Problem - Count how many lines of the material contain the string "Synology", then give that number and nothing more.
★ ★ ★
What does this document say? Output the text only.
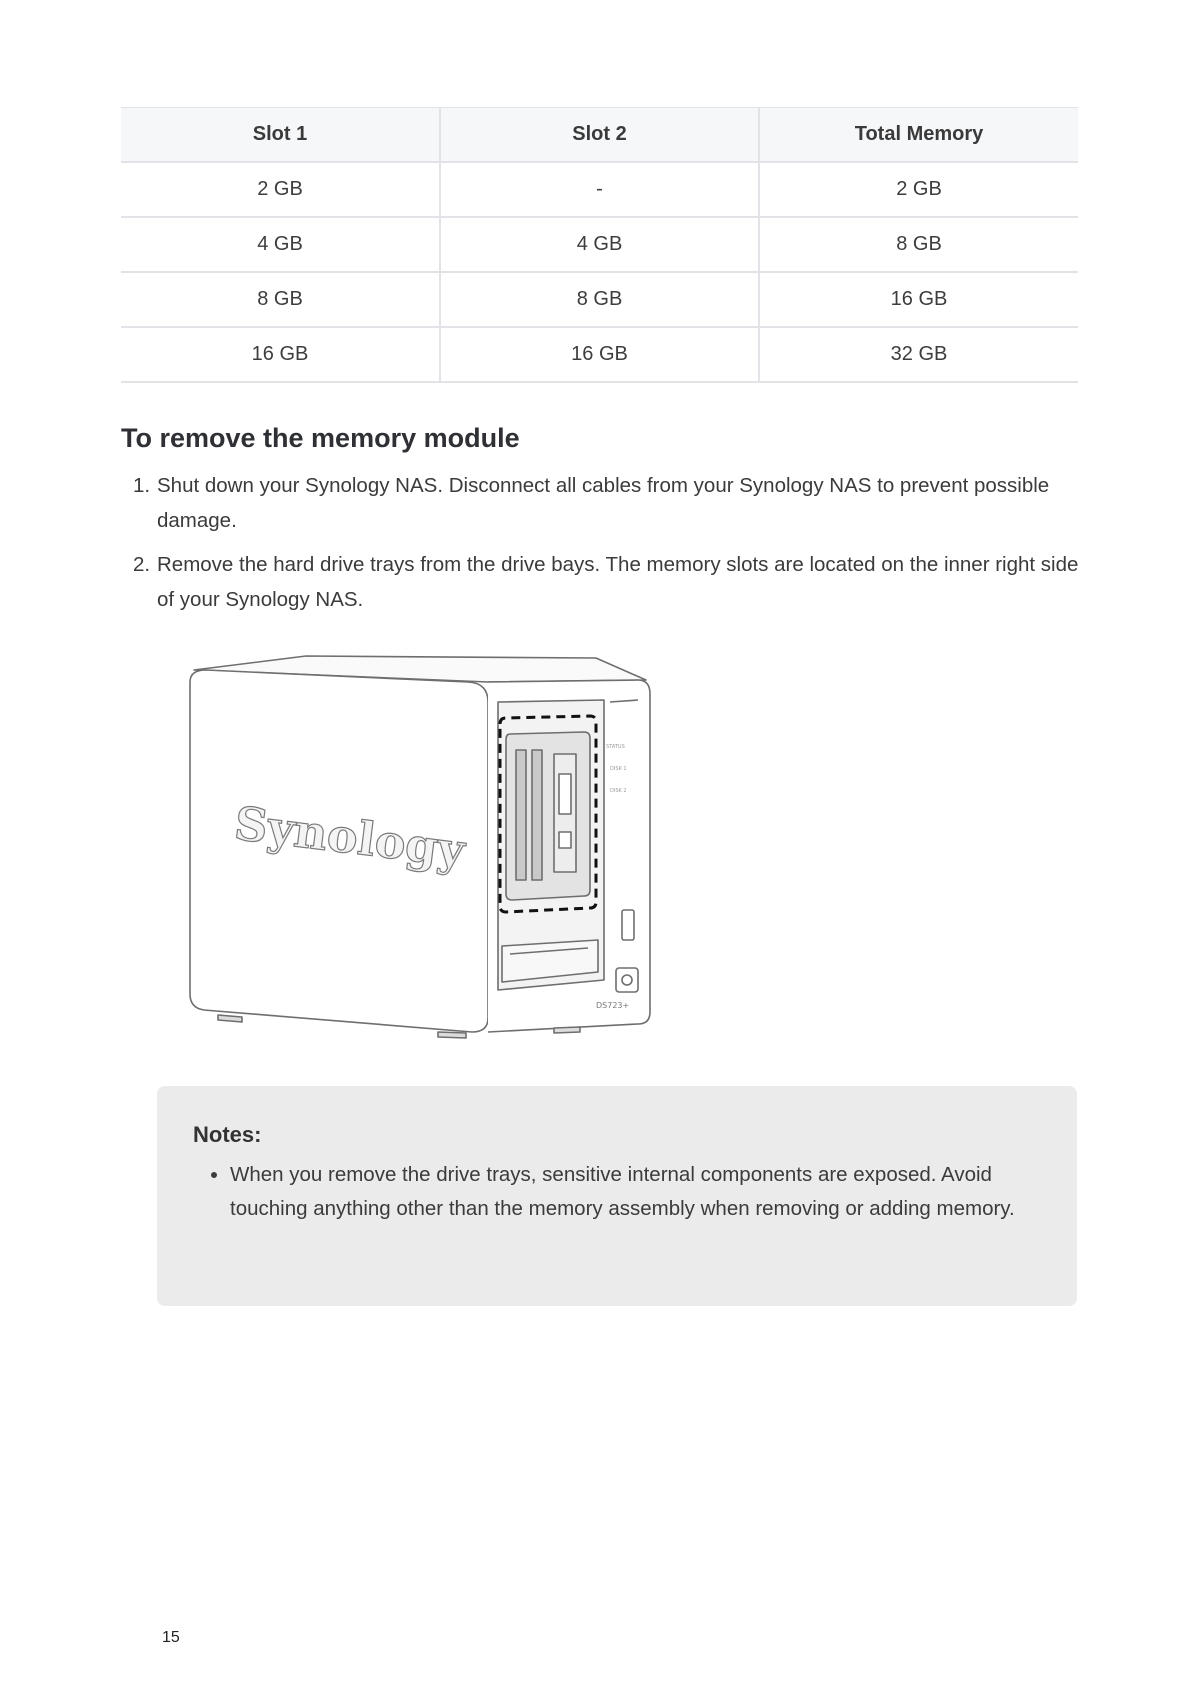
Slot 1	Slot 2	Total Memory
2 GB	-	2 GB
4 GB	4 GB	8 GB
8 GB	8 GB	16 GB
16 GB	16 GB	32 GB
To remove the memory module
1. Shut down your Synology NAS. Disconnect all cables from your Synology NAS to prevent possible damage.
2. Remove the hard drive trays from the drive bays. The memory slots are located on the inner right side of your Synology NAS.
Synology
DS723+
STATUS
DISK 1
DISK 2

Notes:

• When you remove the drive trays, sensitive internal components are exposed. Avoid touching anything other than the memory assembly when removing or adding memory.
15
★ ★ ★
Worked solution - 3